**Description of the task:**
Without skipping anything, write out each record below exactly.

%%

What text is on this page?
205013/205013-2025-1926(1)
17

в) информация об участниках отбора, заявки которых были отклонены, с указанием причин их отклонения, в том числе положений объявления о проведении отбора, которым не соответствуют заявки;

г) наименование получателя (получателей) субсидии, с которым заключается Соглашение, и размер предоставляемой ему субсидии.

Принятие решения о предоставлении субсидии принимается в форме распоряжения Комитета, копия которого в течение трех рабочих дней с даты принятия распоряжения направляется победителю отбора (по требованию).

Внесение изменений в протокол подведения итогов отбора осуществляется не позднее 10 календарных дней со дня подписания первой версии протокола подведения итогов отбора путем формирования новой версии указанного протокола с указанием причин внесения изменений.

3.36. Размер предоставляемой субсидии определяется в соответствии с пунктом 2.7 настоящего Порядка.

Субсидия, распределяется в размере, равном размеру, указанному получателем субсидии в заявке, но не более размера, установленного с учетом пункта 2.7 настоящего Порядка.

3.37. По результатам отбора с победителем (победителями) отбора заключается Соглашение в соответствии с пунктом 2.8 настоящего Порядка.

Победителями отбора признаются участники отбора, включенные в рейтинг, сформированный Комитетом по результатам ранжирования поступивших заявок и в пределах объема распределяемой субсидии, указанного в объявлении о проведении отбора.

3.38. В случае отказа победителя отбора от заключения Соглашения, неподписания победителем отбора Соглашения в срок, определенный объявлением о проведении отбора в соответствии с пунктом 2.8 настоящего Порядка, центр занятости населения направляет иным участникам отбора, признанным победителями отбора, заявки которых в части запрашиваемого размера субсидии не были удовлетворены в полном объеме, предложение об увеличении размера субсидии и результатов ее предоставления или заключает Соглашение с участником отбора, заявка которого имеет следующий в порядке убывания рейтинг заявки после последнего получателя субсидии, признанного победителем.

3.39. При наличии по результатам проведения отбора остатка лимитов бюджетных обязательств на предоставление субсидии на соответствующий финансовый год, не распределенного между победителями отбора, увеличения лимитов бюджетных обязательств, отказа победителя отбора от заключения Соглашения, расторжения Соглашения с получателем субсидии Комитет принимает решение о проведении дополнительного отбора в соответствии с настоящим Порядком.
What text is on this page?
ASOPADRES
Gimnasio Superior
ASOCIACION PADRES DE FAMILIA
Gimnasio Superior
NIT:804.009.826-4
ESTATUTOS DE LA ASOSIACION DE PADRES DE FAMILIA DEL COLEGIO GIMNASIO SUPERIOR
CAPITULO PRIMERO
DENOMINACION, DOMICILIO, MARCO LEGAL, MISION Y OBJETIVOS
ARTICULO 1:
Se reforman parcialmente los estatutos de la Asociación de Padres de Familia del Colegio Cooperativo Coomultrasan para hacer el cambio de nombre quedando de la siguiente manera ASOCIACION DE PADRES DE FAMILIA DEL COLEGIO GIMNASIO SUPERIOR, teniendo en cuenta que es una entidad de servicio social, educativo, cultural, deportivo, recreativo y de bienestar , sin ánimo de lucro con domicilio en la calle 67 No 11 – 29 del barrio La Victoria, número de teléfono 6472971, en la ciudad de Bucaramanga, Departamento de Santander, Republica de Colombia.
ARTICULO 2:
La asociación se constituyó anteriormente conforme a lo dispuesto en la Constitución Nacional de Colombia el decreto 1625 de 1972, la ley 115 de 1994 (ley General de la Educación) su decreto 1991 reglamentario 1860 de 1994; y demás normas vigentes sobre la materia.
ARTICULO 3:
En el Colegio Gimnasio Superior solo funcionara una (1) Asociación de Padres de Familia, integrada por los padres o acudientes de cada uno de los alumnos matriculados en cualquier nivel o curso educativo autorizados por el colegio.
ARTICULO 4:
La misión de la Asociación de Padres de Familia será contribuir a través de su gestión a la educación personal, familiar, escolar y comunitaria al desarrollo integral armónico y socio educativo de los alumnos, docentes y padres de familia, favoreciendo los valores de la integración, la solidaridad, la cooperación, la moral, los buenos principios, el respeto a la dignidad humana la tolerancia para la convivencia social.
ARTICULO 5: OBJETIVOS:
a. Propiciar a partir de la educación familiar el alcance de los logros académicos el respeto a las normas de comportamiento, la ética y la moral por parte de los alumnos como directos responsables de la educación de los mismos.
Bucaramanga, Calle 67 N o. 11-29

%%

**Task response:**
What text is on this page?
205013/205013-2025-1926(1)
17

в) информация об участниках отбора, заявки которых были отклонены, с указанием причин их отклонения, в том числе положений объявления о проведении отбора, которым не соответствуют заявки;

г) наименование получателя (получателей) субсидии, с которым заключается Соглашение, и размер предоставляемой ему субсидии.

Принятие решения о предоставлении субсидии принимается в форме распоряжения Комитета, копия которого в течение трех рабочих дней с даты принятия распоряжения направляется победителю отбора (по требованию).

Внесение изменений в протокол подведения итогов отбора осуществляется не позднее 10 календарных дней со дня подписания первой версии протокола подведения итогов отбора путем формирования новой версии указанного протокола с указанием причин внесения изменений.

3.36. Размер предоставляемой субсидии определяется в соответствии с пунктом 2.7 настоящего Порядка.

Субсидия, распределяется в размере, равном размеру, указанному получателем субсидии в заявке, но не более размера, установленного с учетом пункта 2.7 настоящего Порядка.

3.37. По результатам отбора с победителем (победителями) отбора заключается Соглашение в соответствии с пунктом 2.8 настоящего Порядка.

Победителями отбора признаются участники отбора, включенные в рейтинг, сформированный Комитетом по результатам ранжирования поступивших заявок и в пределах объема распределяемой субсидии, указанного в объявлении о проведении отбора.

3.38. В случае отказа победителя отбора от заключения Соглашения, неподписания победителем отбора Соглашения в срок, определенный объявлением о проведении отбора в соответствии с пунктом 2.8 настоящего Порядка, центр занятости населения направляет иным участникам отбора, признанным победителями отбора, заявки которых в части запрашиваемого размера субсидии не были удовлетворены в полном объеме, предложение об увеличении размера субсидии и результатов ее предоставления или заключает Соглашение с участником отбора, заявка которого имеет следующий в порядке убывания рейтинг заявки после последнего получателя субсидии, признанного победителем.

3.39. При наличии по результатам проведения отбора остатка лимитов бюджетных обязательств на предоставление субсидии на соответствующий финансовый год, не распределенного между победителями отбора, увеличения лимитов бюджетных обязательств, отказа победителя отбора от заключения Соглашения, расторжения Соглашения с получателем субсидии Комитет принимает решение о проведении дополнительного отбора в соответствии с настоящим Порядком.
What text is on this page?
ASOPADRES
Gimnasio Superior
ASOCIACION PADRES DE FAMILIA
Gimnasio Superior
NIT:804.009.826-4
ESTATUTOS DE LA ASOSIACION DE PADRES DE FAMILIA DEL COLEGIO GIMNASIO SUPERIOR
CAPITULO PRIMERO
DENOMINACION, DOMICILIO, MARCO LEGAL, MISION Y OBJETIVOS
ARTICULO 1:
Se reforman parcialmente los estatutos de la Asociación de Padres de Familia del Colegio Cooperativo Coomultrasan para hacer el cambio de nombre quedando de la siguiente manera ASOCIACION DE PADRES DE FAMILIA DEL COLEGIO GIMNASIO SUPERIOR, teniendo en cuenta que es una entidad de servicio social, educativo, cultural, deportivo, recreativo y de bienestar , sin ánimo de lucro con domicilio en la calle 67 No 11 – 29 del barrio La Victoria, número de teléfono 6472971, en la ciudad de Bucaramanga, Departamento de Santander, Republica de Colombia.
ARTICULO 2:
La asociación se constituyó anteriormente conforme a lo dispuesto en la Constitución Nacional de Colombia el decreto 1625 de 1972, la ley 115 de 1994 (ley General de la Educación) su decreto 1991 reglamentario 1860 de 1994; y demás normas vigentes sobre la materia.
ARTICULO 3:
En el Colegio Gimnasio Superior solo funcionara una (1) Asociación de Padres de Familia, integrada por los padres o acudientes de cada uno de los alumnos matriculados en cualquier nivel o curso educativo autorizados por el colegio.
ARTICULO 4:
La misión de la Asociación de Padres de Familia será contribuir a través de su gestión a la educación personal, familiar, escolar y comunitaria al desarrollo integral armónico y socio educativo de los alumnos, docentes y padres de familia, favoreciendo los valores de la integración, la solidaridad, la cooperación, la moral, los buenos principios, el respeto a la dignidad humana la tolerancia para la convivencia social.
ARTICULO 5: OBJETIVOS:
a. Propiciar a partir de la educación familiar el alcance de los logros académicos el respeto a las normas de comportamiento, la ética y la moral por parte de los alumnos como directos responsables de la educación de los mismos.
Bucaramanga, Calle 67 N o. 11-29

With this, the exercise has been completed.